### TASK DIRECTIONS
Copy out exactly each line from the line with "Transcribe this image's" through the last line of the material below.

-----

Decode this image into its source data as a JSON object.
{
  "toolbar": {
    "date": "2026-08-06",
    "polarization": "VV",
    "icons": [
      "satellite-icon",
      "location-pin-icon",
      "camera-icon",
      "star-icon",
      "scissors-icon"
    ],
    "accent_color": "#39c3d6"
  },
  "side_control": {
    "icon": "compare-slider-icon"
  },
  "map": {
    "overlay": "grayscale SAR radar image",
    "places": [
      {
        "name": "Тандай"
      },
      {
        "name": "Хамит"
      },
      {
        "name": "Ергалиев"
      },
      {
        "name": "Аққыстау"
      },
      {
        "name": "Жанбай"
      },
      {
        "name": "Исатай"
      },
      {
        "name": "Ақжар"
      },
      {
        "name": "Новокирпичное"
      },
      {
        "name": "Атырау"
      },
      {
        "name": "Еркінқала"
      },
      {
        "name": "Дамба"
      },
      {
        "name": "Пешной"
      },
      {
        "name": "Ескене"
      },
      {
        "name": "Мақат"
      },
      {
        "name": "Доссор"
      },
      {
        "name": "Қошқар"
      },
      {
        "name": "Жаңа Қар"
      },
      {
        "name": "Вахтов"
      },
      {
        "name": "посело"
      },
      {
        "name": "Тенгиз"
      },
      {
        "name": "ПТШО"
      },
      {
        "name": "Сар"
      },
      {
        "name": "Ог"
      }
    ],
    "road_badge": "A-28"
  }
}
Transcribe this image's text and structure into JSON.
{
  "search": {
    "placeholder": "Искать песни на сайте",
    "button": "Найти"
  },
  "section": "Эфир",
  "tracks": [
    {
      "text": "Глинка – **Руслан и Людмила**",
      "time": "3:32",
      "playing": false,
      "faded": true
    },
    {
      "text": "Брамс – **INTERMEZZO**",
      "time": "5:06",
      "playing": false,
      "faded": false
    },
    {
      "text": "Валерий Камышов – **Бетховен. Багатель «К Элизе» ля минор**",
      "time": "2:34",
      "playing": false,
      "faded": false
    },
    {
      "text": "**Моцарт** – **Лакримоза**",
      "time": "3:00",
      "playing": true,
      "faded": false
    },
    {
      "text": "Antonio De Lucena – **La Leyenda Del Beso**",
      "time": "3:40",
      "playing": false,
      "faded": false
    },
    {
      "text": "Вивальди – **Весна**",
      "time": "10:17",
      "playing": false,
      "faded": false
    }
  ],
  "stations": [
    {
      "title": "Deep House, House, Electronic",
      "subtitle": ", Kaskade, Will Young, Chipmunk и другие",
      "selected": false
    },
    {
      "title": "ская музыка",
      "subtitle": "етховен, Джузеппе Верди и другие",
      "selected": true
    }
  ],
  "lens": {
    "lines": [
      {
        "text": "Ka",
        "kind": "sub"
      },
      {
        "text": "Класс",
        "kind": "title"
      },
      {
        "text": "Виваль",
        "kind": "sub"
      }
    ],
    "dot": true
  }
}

-----

### EXERCISE RESPONSE
Transcribe this image's text and structure into JSON.
{
  "search": {
    "placeholder": "Искать песни на сайте",
    "button": "Найти"
  },
  "section": "Эфир",
  "tracks": [
    {
      "text": "Глинка – **Руслан и Людмила**",
      "time": "3:32",
      "playing": false,
      "faded": true
    },
    {
      "text": "Брамс – **INTERMEZZO**",
      "time": "5:06",
      "playing": false,
      "faded": false
    },
    {
      "text": "Валерий Камышов – **Бетховен. Багатель «К Элизе» ля минор**",
      "time": "2:34",
      "playing": false,
      "faded": false
    },
    {
      "text": "**Моцарт** – **Лакримоза**",
      "time": "3:00",
      "playing": true,
      "faded": false
    },
    {
      "text": "Antonio De Lucena – **La Leyenda Del Beso**",
      "time": "3:40",
      "playing": false,
      "faded": false
    },
    {
      "text": "Вивальди – **Весна**",
      "time": "10:17",
      "playing": false,
      "faded": false
    }
  ],
  "stations": [
    {
      "title": "Deep House, House, Electronic",
      "subtitle": ", Kaskade, Will Young, Chipmunk и другие",
      "selected": false
    },
    {
      "title": "ская музыка",
      "subtitle": "етховен, Джузеппе Верди и другие",
      "selected": true
    }
  ],
  "lens": {
    "lines": [
      {
        "text": "Ka",
        "kind": "sub"
      },
      {
        "text": "Класс",
        "kind": "title"
      },
      {
        "text": "Виваль",
        "kind": "sub"
      }
    ],
    "dot": true
  }
}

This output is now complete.